THE PROBLEM: Retype the material word for word.

## START

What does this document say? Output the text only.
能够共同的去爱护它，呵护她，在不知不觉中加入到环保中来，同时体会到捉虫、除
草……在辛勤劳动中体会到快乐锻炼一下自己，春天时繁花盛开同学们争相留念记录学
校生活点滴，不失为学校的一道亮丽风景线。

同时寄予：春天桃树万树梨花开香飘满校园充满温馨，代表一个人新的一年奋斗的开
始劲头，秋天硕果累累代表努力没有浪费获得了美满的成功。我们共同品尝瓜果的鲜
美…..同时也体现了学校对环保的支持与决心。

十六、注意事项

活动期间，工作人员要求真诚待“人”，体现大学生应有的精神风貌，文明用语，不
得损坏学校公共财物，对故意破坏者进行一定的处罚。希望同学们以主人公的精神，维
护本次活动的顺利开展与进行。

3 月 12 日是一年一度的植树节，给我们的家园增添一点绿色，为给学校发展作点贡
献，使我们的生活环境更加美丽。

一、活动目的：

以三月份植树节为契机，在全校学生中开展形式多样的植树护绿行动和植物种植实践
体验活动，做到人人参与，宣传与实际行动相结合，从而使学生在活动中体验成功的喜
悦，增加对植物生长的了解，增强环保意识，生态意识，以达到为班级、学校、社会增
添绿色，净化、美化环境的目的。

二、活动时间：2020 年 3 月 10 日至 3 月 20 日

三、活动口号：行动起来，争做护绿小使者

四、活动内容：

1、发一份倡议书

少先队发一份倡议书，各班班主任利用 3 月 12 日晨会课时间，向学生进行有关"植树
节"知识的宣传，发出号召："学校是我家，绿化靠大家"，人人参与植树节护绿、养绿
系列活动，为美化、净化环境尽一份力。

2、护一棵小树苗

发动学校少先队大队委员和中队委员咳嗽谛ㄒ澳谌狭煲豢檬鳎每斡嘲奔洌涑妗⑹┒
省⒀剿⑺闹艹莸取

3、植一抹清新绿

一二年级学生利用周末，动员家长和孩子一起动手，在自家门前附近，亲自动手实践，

## END

TASK SOLUTION:
What does this document say? Output the text only.
能够共同的去爱护它，呵护她，在不知不觉中加入到环保中来，同时体会到捉虫、除
草……在辛勤劳动中体会到快乐锻炼一下自己，春天时繁花盛开同学们争相留念记录学
校生活点滴，不失为学校的一道亮丽风景线。

同时寄予：春天桃树万树梨花开香飘满校园充满温馨，代表一个人新的一年奋斗的开
始劲头，秋天硕果累累代表努力没有浪费获得了美满的成功。我们共同品尝瓜果的鲜
美…..同时也体现了学校对环保的支持与决心。

十六、注意事项

活动期间，工作人员要求真诚待“人”，体现大学生应有的精神风貌，文明用语，不
得损坏学校公共财物，对故意破坏者进行一定的处罚。希望同学们以主人公的精神，维
护本次活动的顺利开展与进行。

3 月 12 日是一年一度的植树节，给我们的家园增添一点绿色，为给学校发展作点贡
献，使我们的生活环境更加美丽。

一、活动目的：

以三月份植树节为契机，在全校学生中开展形式多样的植树护绿行动和植物种植实践
体验活动，做到人人参与，宣传与实际行动相结合，从而使学生在活动中体验成功的喜
悦，增加对植物生长的了解，增强环保意识，生态意识，以达到为班级、学校、社会增
添绿色，净化、美化环境的目的。

二、活动时间：2020 年 3 月 10 日至 3 月 20 日

三、活动口号：行动起来，争做护绿小使者

四、活动内容：

1、发一份倡议书

少先队发一份倡议书，各班班主任利用 3 月 12 日晨会课时间，向学生进行有关"植树
节"知识的宣传，发出号召："学校是我家，绿化靠大家"，人人参与植树节护绿、养绿
系列活动，为美化、净化环境尽一份力。

2、护一棵小树苗

发动学校少先队大队委员和中队委员咳嗽谛ㄒ澳谌狭煲豢檬鳎每斡嘲奔洌涑妗⑹┒
省⒀剿⑺闹艹莸取

3、植一抹清新绿

一二年级学生利用周末，动员家长和孩子一起动手，在自家门前附近，亲自动手实践，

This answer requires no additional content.